## Set problem
Filter this material down to the lines that hold "splnění", copying each one.

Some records
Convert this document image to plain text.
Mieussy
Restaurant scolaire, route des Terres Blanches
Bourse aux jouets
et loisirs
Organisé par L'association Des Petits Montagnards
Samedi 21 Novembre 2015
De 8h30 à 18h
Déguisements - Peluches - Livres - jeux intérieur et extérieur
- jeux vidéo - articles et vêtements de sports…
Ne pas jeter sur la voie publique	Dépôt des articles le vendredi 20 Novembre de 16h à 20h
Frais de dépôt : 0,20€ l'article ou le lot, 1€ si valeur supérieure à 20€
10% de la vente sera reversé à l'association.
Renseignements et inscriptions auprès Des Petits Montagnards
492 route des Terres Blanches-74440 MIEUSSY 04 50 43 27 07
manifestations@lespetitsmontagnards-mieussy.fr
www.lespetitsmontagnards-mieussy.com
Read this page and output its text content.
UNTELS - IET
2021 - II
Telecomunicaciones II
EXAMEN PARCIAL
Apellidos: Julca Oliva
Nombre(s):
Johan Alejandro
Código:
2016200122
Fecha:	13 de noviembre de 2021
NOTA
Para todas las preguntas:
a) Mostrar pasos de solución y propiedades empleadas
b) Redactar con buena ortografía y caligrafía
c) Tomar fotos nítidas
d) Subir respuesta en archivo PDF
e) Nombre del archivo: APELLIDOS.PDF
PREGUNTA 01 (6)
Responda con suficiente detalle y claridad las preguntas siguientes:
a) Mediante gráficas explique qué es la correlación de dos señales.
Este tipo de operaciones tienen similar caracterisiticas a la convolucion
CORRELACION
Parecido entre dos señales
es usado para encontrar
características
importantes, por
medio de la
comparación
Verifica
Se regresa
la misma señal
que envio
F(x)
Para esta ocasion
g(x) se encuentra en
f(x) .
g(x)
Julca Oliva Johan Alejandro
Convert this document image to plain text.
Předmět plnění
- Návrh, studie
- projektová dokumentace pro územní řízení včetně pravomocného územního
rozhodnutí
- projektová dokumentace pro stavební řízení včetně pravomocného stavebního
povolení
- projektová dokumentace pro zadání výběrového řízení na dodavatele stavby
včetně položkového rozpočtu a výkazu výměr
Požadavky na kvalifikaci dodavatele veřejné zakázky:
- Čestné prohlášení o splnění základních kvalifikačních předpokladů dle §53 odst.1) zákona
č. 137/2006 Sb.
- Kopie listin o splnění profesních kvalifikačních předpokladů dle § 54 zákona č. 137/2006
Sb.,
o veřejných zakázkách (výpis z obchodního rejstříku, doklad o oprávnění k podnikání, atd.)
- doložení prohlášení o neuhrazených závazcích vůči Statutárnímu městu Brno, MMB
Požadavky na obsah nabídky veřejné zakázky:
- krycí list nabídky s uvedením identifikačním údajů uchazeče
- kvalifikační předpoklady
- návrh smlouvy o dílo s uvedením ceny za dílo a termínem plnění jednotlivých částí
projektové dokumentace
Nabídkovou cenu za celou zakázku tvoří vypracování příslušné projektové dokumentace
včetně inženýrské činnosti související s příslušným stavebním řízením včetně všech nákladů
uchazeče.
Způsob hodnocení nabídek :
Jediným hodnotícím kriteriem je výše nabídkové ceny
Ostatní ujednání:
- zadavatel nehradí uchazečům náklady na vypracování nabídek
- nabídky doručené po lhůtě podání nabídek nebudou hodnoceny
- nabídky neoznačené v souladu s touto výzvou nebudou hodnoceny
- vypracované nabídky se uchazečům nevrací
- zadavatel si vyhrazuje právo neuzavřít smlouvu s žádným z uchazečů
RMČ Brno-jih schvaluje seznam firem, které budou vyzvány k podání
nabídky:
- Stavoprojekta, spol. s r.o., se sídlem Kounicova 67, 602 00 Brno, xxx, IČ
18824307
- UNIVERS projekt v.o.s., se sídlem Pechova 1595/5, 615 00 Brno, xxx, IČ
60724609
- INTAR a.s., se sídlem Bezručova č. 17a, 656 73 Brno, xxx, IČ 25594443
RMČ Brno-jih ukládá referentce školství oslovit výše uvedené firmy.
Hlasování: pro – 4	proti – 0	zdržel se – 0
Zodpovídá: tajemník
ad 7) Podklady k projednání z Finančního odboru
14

## Reply
- Čestné prohlášení o splnění základních kvalifikačních předpokladů dle §53 odst.1) zákona
- Kopie listin o splnění profesních kvalifikačních předpokladů dle § 54 zákona č. 137/2006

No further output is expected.